* Request *
Please print the stretch of rows from the one containing "x-tick-label: 90 bbox=[540, 423, 560, 442]" through the one containing "legend-label: Weaker currency" exactly as they appear, with both end rows included.

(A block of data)
■ ■ ■
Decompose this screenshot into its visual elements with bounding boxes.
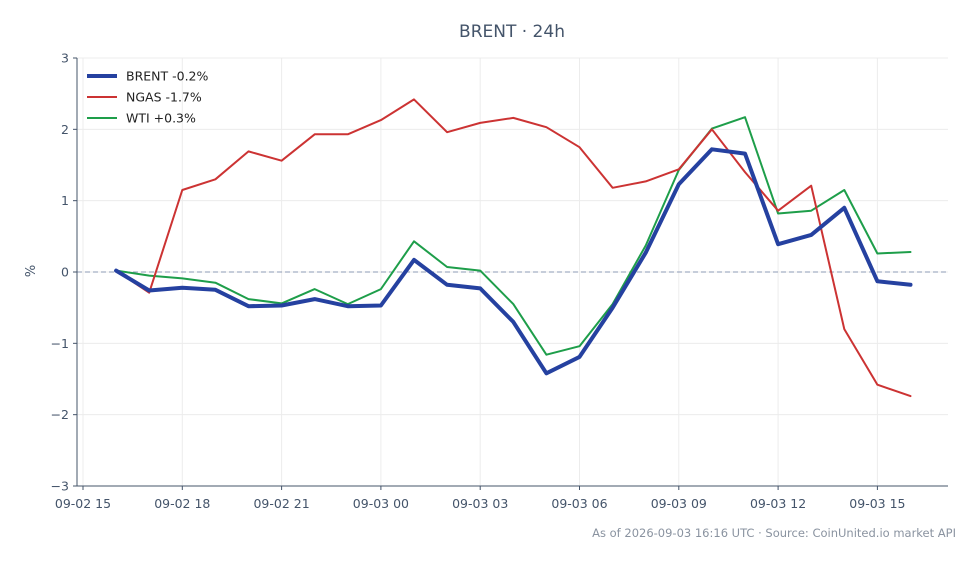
- x-tick-label: 09-03 03: [452, 496, 508, 511]
- x-tick-label: 09-03 12: [750, 496, 806, 511]
- y-tick-label: −3: [51, 479, 69, 494]
- y-axis-label: %: [24, 265, 39, 277]
- series-lines: [114, 98, 913, 398]
- y-tick-label: 0: [61, 265, 69, 280]
- y-tick-label: −1: [51, 336, 69, 351]
- legend: BRENT -0.2% NGAS -1.7% WTI +0.3%: [87, 69, 209, 126]
- series-line-wti: [115, 116, 912, 356]
- axes: [73, 57, 948, 490]
- y-tick-label: 2: [61, 122, 69, 137]
- x-tick-label: 09-03 09: [651, 496, 707, 511]
- x-tick-labels: 09-02 15 09-02 18 09-02 21 09-03 00 09-03 03…: [55, 496, 906, 511]
- y-tick-label: 3: [61, 51, 69, 66]
- chart-title: BRENT · 24h: [459, 22, 565, 42]
- series-line-brent: [114, 147, 913, 376]
- x-tick-label: 09-02 15: [55, 496, 111, 511]
- series-line-ngas: [115, 98, 912, 398]
- legend-label: WTI +0.3%: [126, 111, 196, 126]
- y-tick-label: −2: [51, 407, 69, 422]
- legend-label: BRENT -0.2%: [126, 69, 209, 84]
- y-tick-label: 1: [61, 193, 69, 208]
- x-tick-label: 09-03 00: [353, 496, 409, 511]
- x-tick-label: 09-02 18: [154, 496, 210, 511]
- source-footer: As of 2026-09-03 16:16 UTC · Source: Coi…: [592, 526, 956, 540]
- legend-label: NGAS -1.7%: [126, 90, 202, 105]
- x-tick-label: 09-03 15: [849, 496, 905, 511]
- x-tick-label: 09-03 06: [551, 496, 607, 511]
- y-tick-labels: −3 −2 −1 0 1 2 3: [51, 51, 69, 494]
- x-tick-label: 09-02 21: [253, 496, 309, 511]
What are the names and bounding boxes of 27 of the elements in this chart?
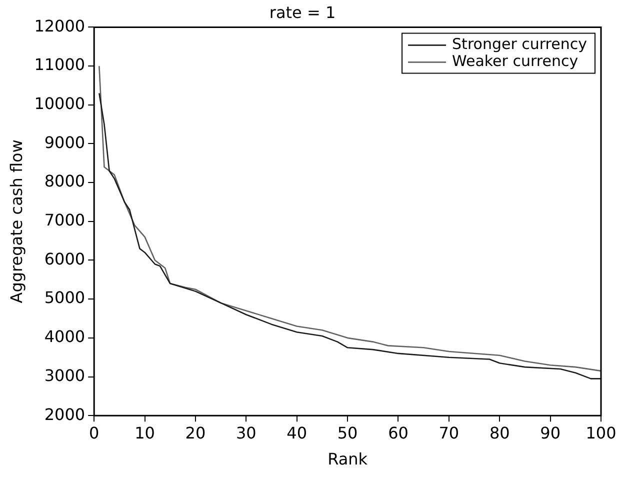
x-tick-label: 90 bbox=[540, 423, 560, 442]
x-tick-label: 50 bbox=[337, 423, 358, 442]
y-tick-label: 10000 bbox=[34, 94, 86, 114]
y-axis-title: Aggregate cash flow bbox=[6, 140, 26, 304]
y-tick-label: 5000 bbox=[44, 288, 86, 308]
x-axis-title: Rank bbox=[328, 450, 368, 469]
legend-label: Weaker currency bbox=[452, 52, 578, 70]
y-tick-label: 6000 bbox=[44, 249, 86, 268]
y-tick-label: 12000 bbox=[34, 16, 86, 36]
x-tick-label: 30 bbox=[236, 423, 256, 442]
chart-title: rate = 1 bbox=[269, 2, 336, 22]
x-tick-label: 40 bbox=[286, 423, 308, 442]
x-tick-label: 10 bbox=[134, 423, 155, 442]
y-tick-label: 3000 bbox=[44, 366, 86, 385]
x-tick-label: 70 bbox=[438, 423, 460, 442]
x-tick-label: 80 bbox=[489, 423, 510, 442]
y-tick-label: 4000 bbox=[44, 327, 86, 346]
x-tick-label: 60 bbox=[388, 423, 408, 442]
x-tick-label: 20 bbox=[185, 423, 206, 442]
y-tick-label: 2000 bbox=[44, 404, 86, 424]
x-tick-label: 0 bbox=[89, 423, 100, 442]
y-tick-label: 11000 bbox=[34, 55, 86, 74]
x-tick-label: 100 bbox=[586, 423, 616, 442]
legend-label: Stronger currency bbox=[452, 35, 588, 54]
y-tick-label: 8000 bbox=[44, 172, 86, 191]
y-tick-label: 9000 bbox=[44, 132, 86, 152]
y-tick-label: 7000 bbox=[44, 210, 86, 230]
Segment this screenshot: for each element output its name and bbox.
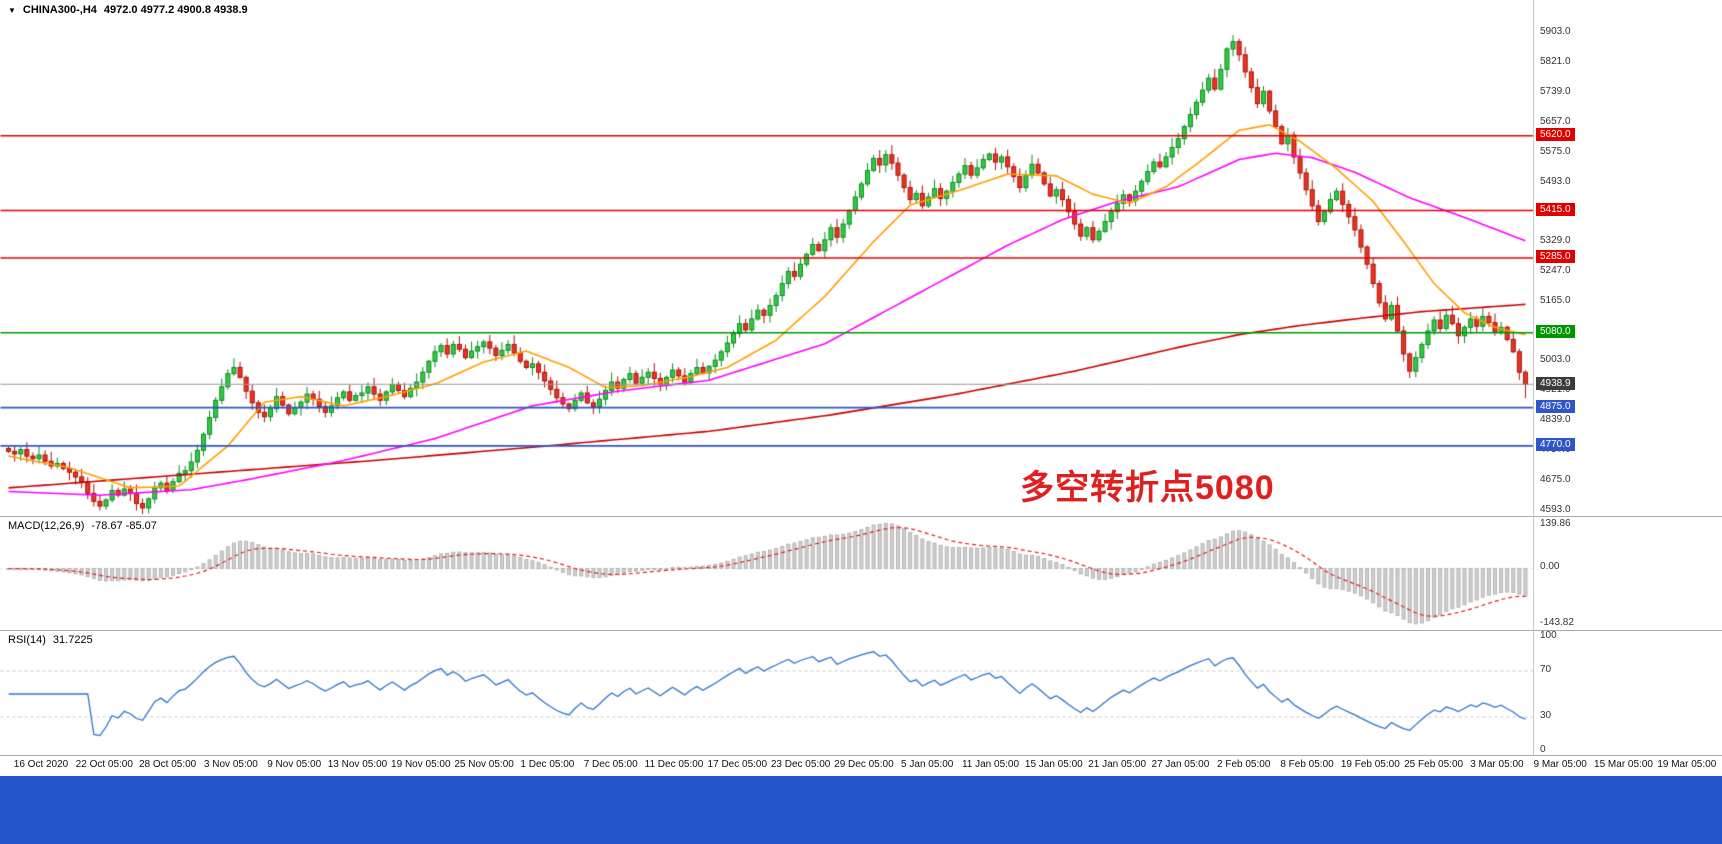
date-axis-label: 15 Jan 05:00	[1024, 759, 1083, 770]
date-axis-label: 3 Nov 05:00	[203, 759, 258, 770]
macd-axis-tick-max: 139.86	[1540, 518, 1571, 529]
date-axis-label: 16 Oct 2020	[13, 759, 69, 770]
date-axis-label: 21 Jan 05:00	[1088, 759, 1147, 770]
price-axis-tick: 4921.0	[1540, 384, 1571, 396]
panel-separator-2[interactable]	[0, 630, 1722, 631]
bottom-taskbar	[0, 776, 1722, 844]
date-axis-label: 7 Dec 05:00	[583, 759, 638, 770]
macd-indicator-chart[interactable]	[0, 518, 1722, 630]
date-axis-label: 9 Mar 05:00	[1533, 759, 1587, 770]
date-axis-label: 22 Oct 05:00	[75, 759, 133, 770]
date-axis-label: 19 Mar 05:00	[1657, 759, 1717, 770]
date-axis-label: 27 Jan 05:00	[1151, 759, 1210, 770]
date-axis-label: 1 Dec 05:00	[520, 759, 575, 770]
macd-axis-tick-min: -143.82	[1540, 617, 1574, 628]
date-axis-label: 5 Jan 05:00	[901, 759, 954, 770]
date-axis-label: 29 Dec 05:00	[834, 759, 894, 770]
date-axis-label: 17 Dec 05:00	[707, 759, 768, 770]
rsi-indicator-name: RSI(14)	[8, 634, 46, 646]
rsi-axis-tick-70: 70	[1540, 664, 1552, 675]
date-axis-label: 28 Oct 05:00	[138, 759, 197, 770]
price-axis-tick: 4593.0	[1540, 504, 1571, 515]
rsi-axis-tick-0: 0	[1540, 744, 1546, 755]
price-axis-tick: 5739.0	[1540, 85, 1571, 97]
rsi-indicator-chart[interactable]	[0, 632, 1722, 755]
current-price-badge: 4938.9	[1536, 376, 1575, 390]
rsi-indicator-value: 31.7225	[52, 634, 93, 646]
price-axis-tick: 5903.0	[1540, 26, 1571, 37]
price-axis-tick: 4675.0	[1540, 474, 1571, 486]
price-axis-tick: 5821.0	[1540, 55, 1571, 67]
price-axis-tick: 5329.0	[1540, 235, 1571, 247]
price-axis-tick: 5003.0	[1540, 354, 1571, 366]
date-axis-label: 8 Feb 05:00	[1280, 759, 1334, 770]
price-badge-4770.0: 4770.0	[1536, 438, 1575, 452]
date-axis-label: 11 Dec 05:00	[644, 759, 704, 770]
price-axis-tick: 5247.0	[1540, 265, 1571, 277]
price-axis-tick: 5493.0	[1540, 175, 1571, 187]
price-axis-tick: 5657.0	[1540, 115, 1571, 127]
price-axis-divider	[1533, 0, 1534, 775]
panel-separator-1[interactable]	[0, 516, 1722, 517]
chart-header: ▼ CHINA300-,H4 4972.0 4977.2 4900.8 4938…	[8, 4, 248, 16]
rsi-axis-tick-30: 30	[1540, 710, 1552, 721]
macd-label-row: MACD(12,26,9) -78.67 -85.07	[8, 520, 157, 532]
price-badge-5415.0: 5415.0	[1536, 203, 1575, 217]
date-axis-label: 15 Mar 05:00	[1594, 759, 1653, 770]
price-badge-5080.0: 5080.0	[1536, 325, 1575, 339]
price-axis-tick: 5575.0	[1540, 145, 1571, 157]
rsi-label-row: RSI(14) 31.7225	[8, 634, 93, 646]
panel-separator-3	[0, 755, 1722, 756]
date-axis-label: 25 Feb 05:00	[1404, 759, 1464, 770]
price-axis-tick: 4839.0	[1540, 414, 1571, 426]
chart-symbol-period: CHINA300-,H4	[22, 4, 97, 16]
price-axis-tick: 5165.0	[1540, 295, 1571, 307]
chart-ohlc-values: 4972.0 4977.2 4900.8 4938.9	[103, 4, 248, 16]
macd-indicator-values: -78.67 -85.07	[91, 520, 157, 532]
price-badge-4875.0: 4875.0	[1536, 400, 1575, 414]
date-axis-label: 23 Dec 05:00	[770, 759, 831, 770]
price-badge-5620.0: 5620.0	[1536, 128, 1575, 142]
date-axis-label: 3 Mar 05:00	[1470, 759, 1524, 770]
date-axis-label: 9 Nov 05:00	[267, 759, 322, 770]
date-axis-label: 2 Feb 05:00	[1217, 759, 1271, 770]
main-price-chart[interactable]	[0, 0, 1722, 517]
date-axis-label: 25 Nov 05:00	[454, 759, 514, 770]
date-axis-label: 19 Feb 05:00	[1340, 759, 1400, 770]
macd-indicator-name: MACD(12,26,9)	[8, 520, 85, 532]
chart-annotation: 多空转折点5080	[1020, 469, 1275, 507]
date-axis-label: 11 Jan 05:00	[961, 759, 1020, 770]
chart-menu-icon[interactable]: ▼	[8, 5, 16, 15]
date-axis-label: 13 Nov 05:00	[327, 759, 388, 770]
price-badge-5285.0: 5285.0	[1536, 250, 1575, 264]
date-axis[interactable]: 16 Oct 2020 22 Oct 05:00 28 Oct 05:00 3 Nov…	[0, 756, 1722, 776]
date-axis-label: 19 Nov 05:00	[391, 759, 451, 770]
macd-axis-tick-zero: 0.00	[1540, 561, 1560, 572]
rsi-axis-tick-100: 100	[1540, 630, 1557, 641]
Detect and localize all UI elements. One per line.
■ ■ ■
* The response *
x-tick-label: 90 bbox=[540, 423, 560, 442]
x-tick-label: 50 bbox=[337, 423, 358, 442]
y-tick-label: 10000 bbox=[34, 94, 86, 114]
y-axis-title: Aggregate cash flow bbox=[6, 140, 26, 304]
y-tick-label: 5000 bbox=[44, 288, 86, 308]
x-axis-title: Rank bbox=[328, 450, 368, 469]
legend-label: Weaker currency bbox=[452, 52, 578, 70]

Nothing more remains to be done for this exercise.